Return the material word for word. Do not include the pictures.

[Stored records]

•••••

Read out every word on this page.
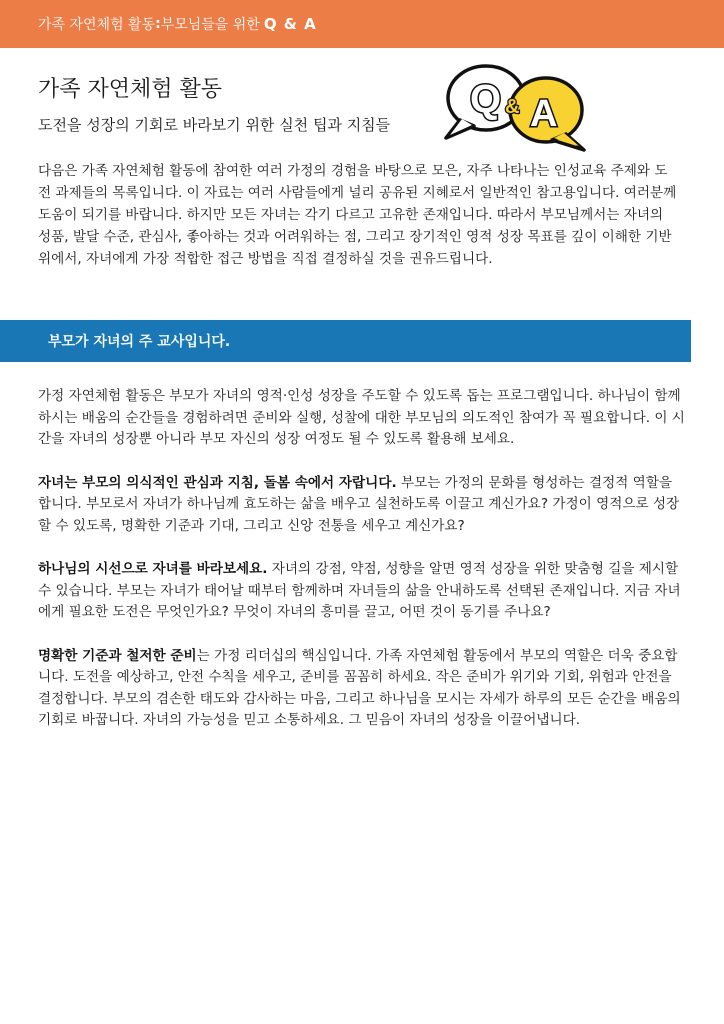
가족 자연체험 활동 : 부모님들을 위한 Q & A
가족 자연체험 활동

도전을 성장의 기회로 바라보기 위한 실천 팁과 지침들

Q & A

다음은 가족 자연체험 활동에 참여한 여러 가정의 경험을 바탕으로 모은, 자주 나타나는 인성교육 주제와 도전 과제들의 목록입니다. 이 자료는 여러 사람들에게 널리 공유된 지혜로서 일반적인 참고용입니다. 여러분께 도움이 되기를 바랍니다. 하지만 모든 자녀는 각기 다르고 고유한 존재입니다. 따라서 부모님께서는 자녀의 성품, 발달 수준, 관심사, 좋아하는 것과 어려워하는 점, 그리고 장기적인 영적 성장 목표를 깊이 이해한 기반 위에서, 자녀에게 가장 적합한 접근 방법을 직접 결정하실 것을 권유드립니다.

부모가 자녀의 주 교사입니다.

가정 자연체험 활동은 부모가 자녀의 영적·인성 성장을 주도할 수 있도록 돕는 프로그램입니다. 하나님이 함께하시는 배움의 순간들을 경험하려면 준비와 실행, 성찰에 대한 부모님의 의도적인 참여가 꼭 필요합니다. 이 시간을 자녀의 성장뿐 아니라 부모 자신의 성장 여정도 될 수 있도록 활용해 보세요.

자녀는 부모의 의식적인 관심과 지침, 돌봄 속에서 자랍니다. 부모는 가정의 문화를 형성하는 결정적 역할을 합니다. 부모로서 자녀가 하나님께 효도하는 삶을 배우고 실천하도록 이끌고 계신가요? 가정이 영적으로 성장할 수 있도록, 명확한 기준과 기대, 그리고 신앙 전통을 세우고 계신가요?

하나님의 시선으로 자녀를 바라보세요. 자녀의 강점, 약점, 성향을 알면 영적 성장을 위한 맞춤형 길을 제시할 수 있습니다. 부모는 자녀가 태어날 때부터 함께하며 자녀들의 삶을 안내하도록 선택된 존재입니다. 지금 자녀에게 필요한 도전은 무엇인가요? 무엇이 자녀의 흥미를 끌고, 어떤 것이 동기를 주나요?

명확한 기준과 철저한 준비는 가정 리더십의 핵심입니다. 가족 자연체험 활동에서 부모의 역할은 더욱 중요합니다. 도전을 예상하고, 안전 수칙을 세우고, 준비를 꼼꼼히 하세요. 작은 준비가 위기와 기회, 위험과 안전을 결정합니다. 부모의 겸손한 태도와 감사하는 마음, 그리고 하나님을 모시는 자세가 하루의 모든 순간을 배움의 기회로 바꿉니다. 자녀의 가능성을 믿고 소통하세요. 그 믿음이 자녀의 성장을 이끌어냅니다.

•••••

* THE SOLUTION *
Read out every word on this page.
가족 자연체험 활동 : 부모님들을 위한 Q & A
가족 자연체험 활동

도전을 성장의 기회로 바라보기 위한 실천 팁과 지침들

Q & A

다음은 가족 자연체험 활동에 참여한 여러 가정의 경험을 바탕으로 모은, 자주 나타나는 인성교육 주제와 도전 과제들의 목록입니다. 이 자료는 여러 사람들에게 널리 공유된 지혜로서 일반적인 참고용입니다. 여러분께 도움이 되기를 바랍니다. 하지만 모든 자녀는 각기 다르고 고유한 존재입니다. 따라서 부모님께서는 자녀의 성품, 발달 수준, 관심사, 좋아하는 것과 어려워하는 점, 그리고 장기적인 영적 성장 목표를 깊이 이해한 기반 위에서, 자녀에게 가장 적합한 접근 방법을 직접 결정하실 것을 권유드립니다.

부모가 자녀의 주 교사입니다.

가정 자연체험 활동은 부모가 자녀의 영적·인성 성장을 주도할 수 있도록 돕는 프로그램입니다. 하나님이 함께하시는 배움의 순간들을 경험하려면 준비와 실행, 성찰에 대한 부모님의 의도적인 참여가 꼭 필요합니다. 이 시간을 자녀의 성장뿐 아니라 부모 자신의 성장 여정도 될 수 있도록 활용해 보세요.

자녀는 부모의 의식적인 관심과 지침, 돌봄 속에서 자랍니다. 부모는 가정의 문화를 형성하는 결정적 역할을 합니다. 부모로서 자녀가 하나님께 효도하는 삶을 배우고 실천하도록 이끌고 계신가요? 가정이 영적으로 성장할 수 있도록, 명확한 기준과 기대, 그리고 신앙 전통을 세우고 계신가요?

하나님의 시선으로 자녀를 바라보세요. 자녀의 강점, 약점, 성향을 알면 영적 성장을 위한 맞춤형 길을 제시할 수 있습니다. 부모는 자녀가 태어날 때부터 함께하며 자녀들의 삶을 안내하도록 선택된 존재입니다. 지금 자녀에게 필요한 도전은 무엇인가요? 무엇이 자녀의 흥미를 끌고, 어떤 것이 동기를 주나요?

명확한 기준과 철저한 준비는 가정 리더십의 핵심입니다. 가족 자연체험 활동에서 부모의 역할은 더욱 중요합니다. 도전을 예상하고, 안전 수칙을 세우고, 준비를 꼼꼼히 하세요. 작은 준비가 위기와 기회, 위험과 안전을 결정합니다. 부모의 겸손한 태도와 감사하는 마음, 그리고 하나님을 모시는 자세가 하루의 모든 순간을 배움의 기회로 바꿉니다. 자녀의 가능성을 믿고 소통하세요. 그 믿음이 자녀의 성장을 이끌어냅니다.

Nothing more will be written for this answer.